Begin
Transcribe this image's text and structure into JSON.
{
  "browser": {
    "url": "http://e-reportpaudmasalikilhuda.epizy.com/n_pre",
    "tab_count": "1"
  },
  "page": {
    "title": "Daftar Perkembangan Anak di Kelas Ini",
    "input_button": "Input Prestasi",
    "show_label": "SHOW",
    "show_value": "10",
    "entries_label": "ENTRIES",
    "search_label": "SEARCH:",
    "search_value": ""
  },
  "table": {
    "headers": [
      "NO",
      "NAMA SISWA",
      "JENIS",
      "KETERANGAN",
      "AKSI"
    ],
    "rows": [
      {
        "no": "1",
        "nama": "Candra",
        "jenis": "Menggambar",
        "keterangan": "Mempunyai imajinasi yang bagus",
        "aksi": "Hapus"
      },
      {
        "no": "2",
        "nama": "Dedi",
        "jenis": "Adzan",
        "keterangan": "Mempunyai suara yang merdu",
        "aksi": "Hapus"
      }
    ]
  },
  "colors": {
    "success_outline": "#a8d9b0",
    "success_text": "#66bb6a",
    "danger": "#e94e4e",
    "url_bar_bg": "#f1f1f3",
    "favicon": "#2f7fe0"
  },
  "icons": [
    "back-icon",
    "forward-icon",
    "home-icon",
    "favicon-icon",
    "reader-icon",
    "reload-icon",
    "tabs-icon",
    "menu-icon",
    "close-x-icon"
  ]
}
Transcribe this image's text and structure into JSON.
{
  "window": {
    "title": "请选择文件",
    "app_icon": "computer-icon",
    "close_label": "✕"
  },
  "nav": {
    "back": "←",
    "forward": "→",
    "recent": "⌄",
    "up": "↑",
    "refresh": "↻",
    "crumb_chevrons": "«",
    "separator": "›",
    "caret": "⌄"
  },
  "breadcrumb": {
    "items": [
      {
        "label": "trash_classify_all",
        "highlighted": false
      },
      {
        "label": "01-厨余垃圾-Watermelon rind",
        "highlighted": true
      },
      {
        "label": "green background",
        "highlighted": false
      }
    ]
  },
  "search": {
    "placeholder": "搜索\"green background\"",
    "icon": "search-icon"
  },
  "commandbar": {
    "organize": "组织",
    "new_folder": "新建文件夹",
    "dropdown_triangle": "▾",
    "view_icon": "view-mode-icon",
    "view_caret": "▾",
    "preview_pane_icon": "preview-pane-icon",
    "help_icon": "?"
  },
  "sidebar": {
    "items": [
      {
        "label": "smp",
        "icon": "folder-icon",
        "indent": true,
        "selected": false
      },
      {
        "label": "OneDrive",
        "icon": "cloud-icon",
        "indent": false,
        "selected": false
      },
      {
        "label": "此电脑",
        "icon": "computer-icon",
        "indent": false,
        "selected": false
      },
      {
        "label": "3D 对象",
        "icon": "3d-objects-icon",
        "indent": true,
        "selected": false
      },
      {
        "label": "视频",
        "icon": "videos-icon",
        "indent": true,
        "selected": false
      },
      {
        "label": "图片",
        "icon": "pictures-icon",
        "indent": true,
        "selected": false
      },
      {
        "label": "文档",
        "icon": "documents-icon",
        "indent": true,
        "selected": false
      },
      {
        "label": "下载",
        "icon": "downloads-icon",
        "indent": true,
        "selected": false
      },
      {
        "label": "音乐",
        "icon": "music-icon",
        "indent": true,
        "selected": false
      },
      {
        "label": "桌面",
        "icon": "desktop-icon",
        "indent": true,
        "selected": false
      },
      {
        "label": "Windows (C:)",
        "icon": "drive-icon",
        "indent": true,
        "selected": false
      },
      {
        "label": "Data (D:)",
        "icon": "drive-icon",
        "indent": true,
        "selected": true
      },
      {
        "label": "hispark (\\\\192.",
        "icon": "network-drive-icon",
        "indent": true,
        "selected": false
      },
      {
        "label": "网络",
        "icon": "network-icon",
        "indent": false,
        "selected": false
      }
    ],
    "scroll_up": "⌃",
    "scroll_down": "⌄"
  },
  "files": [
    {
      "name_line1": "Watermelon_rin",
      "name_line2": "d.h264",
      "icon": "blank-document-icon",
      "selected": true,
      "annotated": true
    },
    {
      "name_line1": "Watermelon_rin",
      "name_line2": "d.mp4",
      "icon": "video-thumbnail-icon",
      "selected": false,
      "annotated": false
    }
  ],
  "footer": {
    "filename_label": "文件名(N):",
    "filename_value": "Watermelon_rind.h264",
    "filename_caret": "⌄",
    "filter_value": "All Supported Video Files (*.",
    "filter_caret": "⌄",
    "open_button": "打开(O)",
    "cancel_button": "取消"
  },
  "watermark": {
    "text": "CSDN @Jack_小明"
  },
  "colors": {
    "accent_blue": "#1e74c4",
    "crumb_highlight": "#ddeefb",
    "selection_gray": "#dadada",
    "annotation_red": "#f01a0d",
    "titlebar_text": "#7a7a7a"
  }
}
End
• _What the task requires_
Without changing a word, restate the whole listing.

• _Final result_
Transcribe this image's text and structure into JSON.
{
  "browser": {
    "url": "http://e-reportpaudmasalikilhuda.epizy.com/n_pre",
    "tab_count": "1"
  },
  "page": {
    "title": "Daftar Perkembangan Anak di Kelas Ini",
    "input_button": "Input Prestasi",
    "show_label": "SHOW",
    "show_value": "10",
    "entries_label": "ENTRIES",
    "search_label": "SEARCH:",
    "search_value": ""
  },
  "table": {
    "headers": [
      "NO",
      "NAMA SISWA",
      "JENIS",
      "KETERANGAN",
      "AKSI"
    ],
    "rows": [
      {
        "no": "1",
        "nama": "Candra",
        "jenis": "Menggambar",
        "keterangan": "Mempunyai imajinasi yang bagus",
        "aksi": "Hapus"
      },
      {
        "no": "2",
        "nama": "Dedi",
        "jenis": "Adzan",
        "keterangan": "Mempunyai suara yang merdu",
        "aksi": "Hapus"
      }
    ]
  },
  "colors": {
    "success_outline": "#a8d9b0",
    "success_text": "#66bb6a",
    "danger": "#e94e4e",
    "url_bar_bg": "#f1f1f3",
    "favicon": "#2f7fe0"
  },
  "icons": [
    "back-icon",
    "forward-icon",
    "home-icon",
    "favicon-icon",
    "reader-icon",
    "reload-icon",
    "tabs-icon",
    "menu-icon",
    "close-x-icon"
  ]
}
Transcribe this image's text and structure into JSON.
{
  "window": {
    "title": "请选择文件",
    "app_icon": "computer-icon",
    "close_label": "✕"
  },
  "nav": {
    "back": "←",
    "forward": "→",
    "recent": "⌄",
    "up": "↑",
    "refresh": "↻",
    "crumb_chevrons": "«",
    "separator": "›",
    "caret": "⌄"
  },
  "breadcrumb": {
    "items": [
      {
        "label": "trash_classify_all",
        "highlighted": false
      },
      {
        "label": "01-厨余垃圾-Watermelon rind",
        "highlighted": true
      },
      {
        "label": "green background",
        "highlighted": false
      }
    ]
  },
  "search": {
    "placeholder": "搜索\"green background\"",
    "icon": "search-icon"
  },
  "commandbar": {
    "organize": "组织",
    "new_folder": "新建文件夹",
    "dropdown_triangle": "▾",
    "view_icon": "view-mode-icon",
    "view_caret": "▾",
    "preview_pane_icon": "preview-pane-icon",
    "help_icon": "?"
  },
  "sidebar": {
    "items": [
      {
        "label": "smp",
        "icon": "folder-icon",
        "indent": true,
        "selected": false
      },
      {
        "label": "OneDrive",
        "icon": "cloud-icon",
        "indent": false,
        "selected": false
      },
      {
        "label": "此电脑",
        "icon": "computer-icon",
        "indent": false,
        "selected": false
      },
      {
        "label": "3D 对象",
        "icon": "3d-objects-icon",
        "indent": true,
        "selected": false
      },
      {
        "label": "视频",
        "icon": "videos-icon",
        "indent": true,
        "selected": false
      },
      {
        "label": "图片",
        "icon": "pictures-icon",
        "indent": true,
        "selected": false
      },
      {
        "label": "文档",
        "icon": "documents-icon",
        "indent": true,
        "selected": false
      },
      {
        "label": "下载",
        "icon": "downloads-icon",
        "indent": true,
        "selected": false
      },
      {
        "label": "音乐",
        "icon": "music-icon",
        "indent": true,
        "selected": false
      },
      {
        "label": "桌面",
        "icon": "desktop-icon",
        "indent": true,
        "selected": false
      },
      {
        "label": "Windows (C:)",
        "icon": "drive-icon",
        "indent": true,
        "selected": false
      },
      {
        "label": "Data (D:)",
        "icon": "drive-icon",
        "indent": true,
        "selected": true
      },
      {
        "label": "hispark (\\\\192.",
        "icon": "network-drive-icon",
        "indent": true,
        "selected": false
      },
      {
        "label": "网络",
        "icon": "network-icon",
        "indent": false,
        "selected": false
      }
    ],
    "scroll_up": "⌃",
    "scroll_down": "⌄"
  },
  "files": [
    {
      "name_line1": "Watermelon_rin",
      "name_line2": "d.h264",
      "icon": "blank-document-icon",
      "selected": true,
      "annotated": true
    },
    {
      "name_line1": "Watermelon_rin",
      "name_line2": "d.mp4",
      "icon": "video-thumbnail-icon",
      "selected": false,
      "annotated": false
    }
  ],
  "footer": {
    "filename_label": "文件名(N):",
    "filename_value": "Watermelon_rind.h264",
    "filename_caret": "⌄",
    "filter_value": "All Supported Video Files (*.",
    "filter_caret": "⌄",
    "open_button": "打开(O)",
    "cancel_button": "取消"
  },
  "watermark": {
    "text": "CSDN @Jack_小明"
  },
  "colors": {
    "accent_blue": "#1e74c4",
    "crumb_highlight": "#ddeefb",
    "selection_gray": "#dadada",
    "annotation_red": "#f01a0d",
    "titlebar_text": "#7a7a7a"
  }
}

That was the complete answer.